### Directions
Your task is to repeat all of the data exactly while excluding the pictures.

### Exercise materials
>> Begin

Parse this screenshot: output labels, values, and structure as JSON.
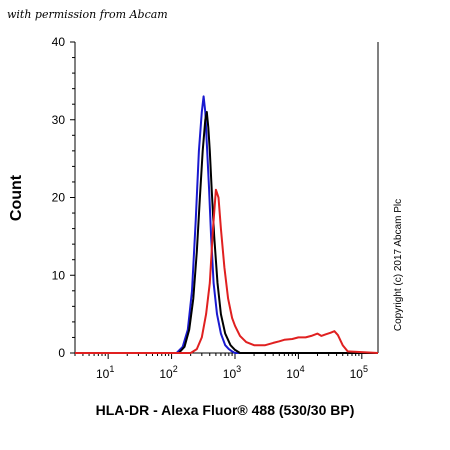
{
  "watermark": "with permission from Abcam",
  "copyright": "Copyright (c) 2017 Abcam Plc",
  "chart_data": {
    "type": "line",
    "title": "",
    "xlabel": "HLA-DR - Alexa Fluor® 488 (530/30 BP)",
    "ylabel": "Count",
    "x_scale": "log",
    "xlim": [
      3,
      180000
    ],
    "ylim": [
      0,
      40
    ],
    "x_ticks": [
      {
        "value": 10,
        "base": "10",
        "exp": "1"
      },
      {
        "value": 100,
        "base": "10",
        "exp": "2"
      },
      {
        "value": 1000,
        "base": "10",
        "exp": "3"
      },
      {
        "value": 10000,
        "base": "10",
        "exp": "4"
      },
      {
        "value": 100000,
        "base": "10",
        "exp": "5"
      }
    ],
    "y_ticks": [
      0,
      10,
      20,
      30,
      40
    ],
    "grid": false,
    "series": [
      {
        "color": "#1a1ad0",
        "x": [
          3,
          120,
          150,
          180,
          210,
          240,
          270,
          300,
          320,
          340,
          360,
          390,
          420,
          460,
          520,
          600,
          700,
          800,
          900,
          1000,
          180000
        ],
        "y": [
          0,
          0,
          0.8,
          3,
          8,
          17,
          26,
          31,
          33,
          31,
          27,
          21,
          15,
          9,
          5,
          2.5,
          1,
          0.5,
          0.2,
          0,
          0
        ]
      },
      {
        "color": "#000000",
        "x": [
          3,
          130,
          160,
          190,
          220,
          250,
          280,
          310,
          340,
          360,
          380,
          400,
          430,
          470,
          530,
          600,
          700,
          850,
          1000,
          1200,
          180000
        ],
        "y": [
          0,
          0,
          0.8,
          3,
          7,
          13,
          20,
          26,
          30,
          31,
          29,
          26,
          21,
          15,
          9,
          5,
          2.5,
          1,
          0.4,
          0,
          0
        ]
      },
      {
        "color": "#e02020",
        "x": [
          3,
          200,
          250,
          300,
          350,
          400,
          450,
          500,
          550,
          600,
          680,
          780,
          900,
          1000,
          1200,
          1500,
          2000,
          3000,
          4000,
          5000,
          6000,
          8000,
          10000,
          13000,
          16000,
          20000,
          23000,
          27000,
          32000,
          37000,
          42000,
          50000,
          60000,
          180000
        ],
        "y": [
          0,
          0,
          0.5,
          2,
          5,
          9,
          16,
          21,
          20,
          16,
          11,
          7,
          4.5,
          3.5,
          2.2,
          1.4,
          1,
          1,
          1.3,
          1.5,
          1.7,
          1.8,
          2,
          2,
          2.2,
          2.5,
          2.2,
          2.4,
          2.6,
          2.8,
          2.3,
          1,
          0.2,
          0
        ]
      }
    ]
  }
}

>> End

### Response
Parse this screenshot: output labels, values, and structure as JSON.
{
  "watermark": "with permission from Abcam",
  "copyright": "Copyright (c) 2017 Abcam Plc",
  "chart_data": {
    "type": "line",
    "title": "",
    "xlabel": "HLA-DR - Alexa Fluor® 488 (530/30 BP)",
    "ylabel": "Count",
    "x_scale": "log",
    "xlim": [
      3,
      180000
    ],
    "ylim": [
      0,
      40
    ],
    "x_ticks": [
      {
        "value": 10,
        "base": "10",
        "exp": "1"
      },
      {
        "value": 100,
        "base": "10",
        "exp": "2"
      },
      {
        "value": 1000,
        "base": "10",
        "exp": "3"
      },
      {
        "value": 10000,
        "base": "10",
        "exp": "4"
      },
      {
        "value": 100000,
        "base": "10",
        "exp": "5"
      }
    ],
    "y_ticks": [
      0,
      10,
      20,
      30,
      40
    ],
    "grid": false,
    "series": [
      {
        "color": "#1a1ad0",
        "x": [
          3,
          120,
          150,
          180,
          210,
          240,
          270,
          300,
          320,
          340,
          360,
          390,
          420,
          460,
          520,
          600,
          700,
          800,
          900,
          1000,
          180000
        ],
        "y": [
          0,
          0,
          0.8,
          3,
          8,
          17,
          26,
          31,
          33,
          31,
          27,
          21,
          15,
          9,
          5,
          2.5,
          1,
          0.5,
          0.2,
          0,
          0
        ]
      },
      {
        "color": "#000000",
        "x": [
          3,
          130,
          160,
          190,
          220,
          250,
          280,
          310,
          340,
          360,
          380,
          400,
          430,
          470,
          530,
          600,
          700,
          850,
          1000,
          1200,
          180000
        ],
        "y": [
          0,
          0,
          0.8,
          3,
          7,
          13,
          20,
          26,
          30,
          31,
          29,
          26,
          21,
          15,
          9,
          5,
          2.5,
          1,
          0.4,
          0,
          0
        ]
      },
      {
        "color": "#e02020",
        "x": [
          3,
          200,
          250,
          300,
          350,
          400,
          450,
          500,
          550,
          600,
          680,
          780,
          900,
          1000,
          1200,
          1500,
          2000,
          3000,
          4000,
          5000,
          6000,
          8000,
          10000,
          13000,
          16000,
          20000,
          23000,
          27000,
          32000,
          37000,
          42000,
          50000,
          60000,
          180000
        ],
        "y": [
          0,
          0,
          0.5,
          2,
          5,
          9,
          16,
          21,
          20,
          16,
          11,
          7,
          4.5,
          3.5,
          2.2,
          1.4,
          1,
          1,
          1.3,
          1.5,
          1.7,
          1.8,
          2,
          2,
          2.2,
          2.5,
          2.2,
          2.4,
          2.6,
          2.8,
          2.3,
          1,
          0.2,
          0
        ]
      }
    ]
  }
}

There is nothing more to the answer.